> [EXERCISE TASK]: Select each line where the word "Certificates" appears.
--- INPUT ROWS ---
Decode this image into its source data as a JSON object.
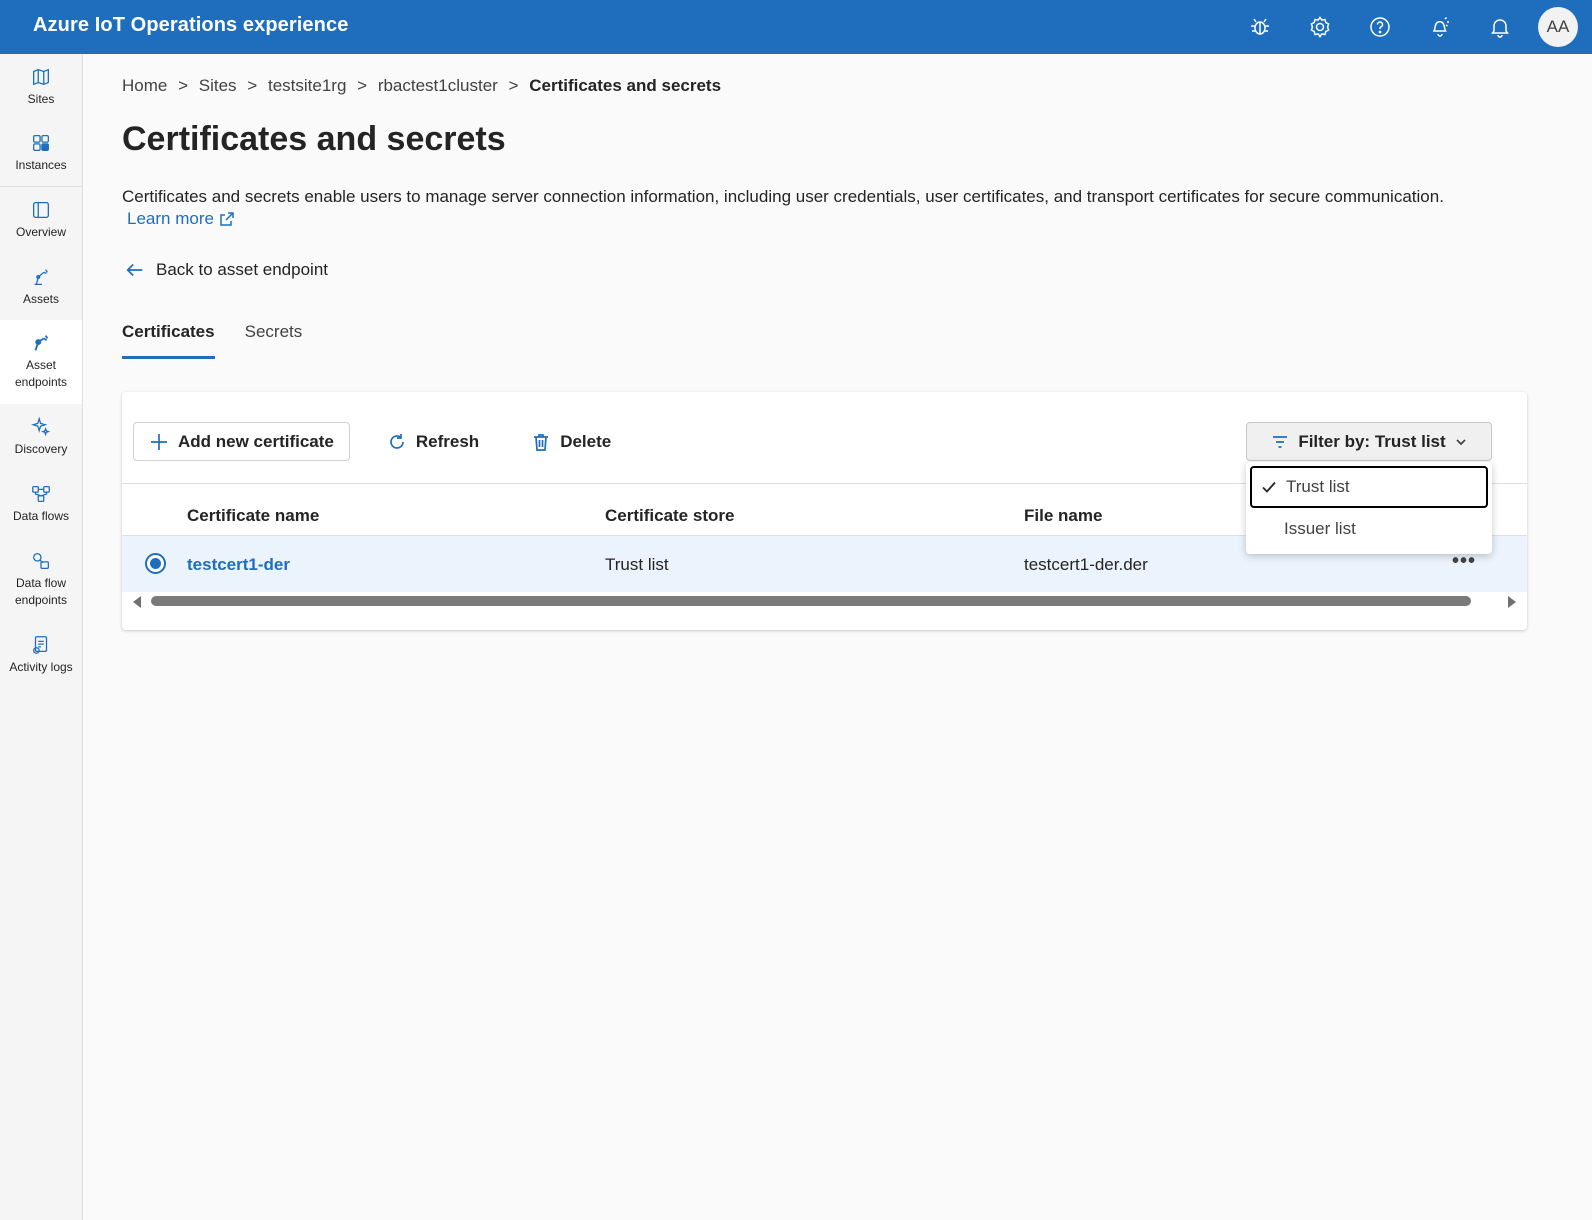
{
  "app": {
    "title": "Azure IoT Operations experience",
    "avatar_initials": "AA"
  },
  "topbar_icons": [
    "bug-icon",
    "gear-icon",
    "help-icon",
    "feedback-icon",
    "notification-bell-icon"
  ],
  "nav": {
    "items": [
      {
        "label": "Sites"
      },
      {
        "label": "Instances"
      },
      {
        "label": "Overview"
      },
      {
        "label": "Assets"
      },
      {
        "label": "Asset endpoints"
      },
      {
        "label": "Discovery"
      },
      {
        "label": "Data flows"
      },
      {
        "label": "Data flow endpoints"
      },
      {
        "label": "Activity logs"
      }
    ],
    "active": "Asset endpoints"
  },
  "breadcrumb": [
    "Home",
    ">",
    "Sites",
    ">",
    "testsite1rg",
    ">",
    "rbactest1cluster",
    ">",
    "Certificates and secrets"
  ],
  "page": {
    "title": "Certificates and secrets",
    "description": "Certificates and secrets enable users to manage server connection information, including user credentials, user certificates, and transport certificates for secure communication.",
    "learn_more": "Learn more",
    "back_link": "Back to asset endpoint"
  },
  "tabs": [
    {
      "label": "Certificates",
      "active": true
    },
    {
      "label": "Secrets",
      "active": false
    }
  ],
  "toolbar": {
    "add_label": "Add new certificate",
    "refresh_label": "Refresh",
    "delete_label": "Delete",
    "filter_label": "Filter by: Trust list"
  },
  "table": {
    "columns": [
      "Certificate name",
      "Certificate store",
      "File name"
    ],
    "rows": [
      {
        "name": "testcert1-der",
        "store": "Trust list",
        "file": "testcert1-der.der",
        "selected": true
      }
    ],
    "more_label": "•••"
  },
  "filter_dropdown": {
    "options": [
      "Trust list",
      "Issuer list"
    ],
    "selected": "Trust list"
  },
  "colors": {
    "accent": "#1e6ebd",
    "selected_row": "#ebf3fc"
  }
}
---
> [ANSWER TO THE EXERCISE]:
    "Certificates and secrets"
    "title": "Certificates and secrets",
    "description": "Certificates and secrets enable users to manage server connection information, including user credentials, user certificates, and transport certificates for secure communication.",
      "label": "Certificates",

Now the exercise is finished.